▸ **TASK TO CARRY OUT**:
Will you write out all the entries below exactly?

★ ★ ★ ★

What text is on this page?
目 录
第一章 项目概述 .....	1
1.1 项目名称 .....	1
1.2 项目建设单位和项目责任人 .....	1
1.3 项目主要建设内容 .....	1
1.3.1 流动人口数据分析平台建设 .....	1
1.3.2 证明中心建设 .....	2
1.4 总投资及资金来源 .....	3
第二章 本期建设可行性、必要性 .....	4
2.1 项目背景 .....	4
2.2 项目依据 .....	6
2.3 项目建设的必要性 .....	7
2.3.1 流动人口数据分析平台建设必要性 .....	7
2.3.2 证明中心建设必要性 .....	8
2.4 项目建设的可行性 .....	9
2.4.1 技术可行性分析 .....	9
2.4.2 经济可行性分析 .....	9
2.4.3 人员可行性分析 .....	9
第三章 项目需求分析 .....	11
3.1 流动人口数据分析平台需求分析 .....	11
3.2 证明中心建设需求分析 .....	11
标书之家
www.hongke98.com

★ ★ ★ ★

▸ **OUTPUT BELOW**:
What text is on this page?
目 录
第一章 项目概述 .....	1
1.1 项目名称 .....	1
1.2 项目建设单位和项目责任人 .....	1
1.3 项目主要建设内容 .....	1
1.3.1 流动人口数据分析平台建设 .....	1
1.3.2 证明中心建设 .....	2
1.4 总投资及资金来源 .....	3
第二章 本期建设可行性、必要性 .....	4
2.1 项目背景 .....	4
2.2 项目依据 .....	6
2.3 项目建设的必要性 .....	7
2.3.1 流动人口数据分析平台建设必要性 .....	7
2.3.2 证明中心建设必要性 .....	8
2.4 项目建设的可行性 .....	9
2.4.1 技术可行性分析 .....	9
2.4.2 经济可行性分析 .....	9
2.4.3 人员可行性分析 .....	9
第三章 项目需求分析 .....	11
3.1 流动人口数据分析平台需求分析 .....	11
3.2 证明中心建设需求分析 .....	11
标书之家
www.hongke98.com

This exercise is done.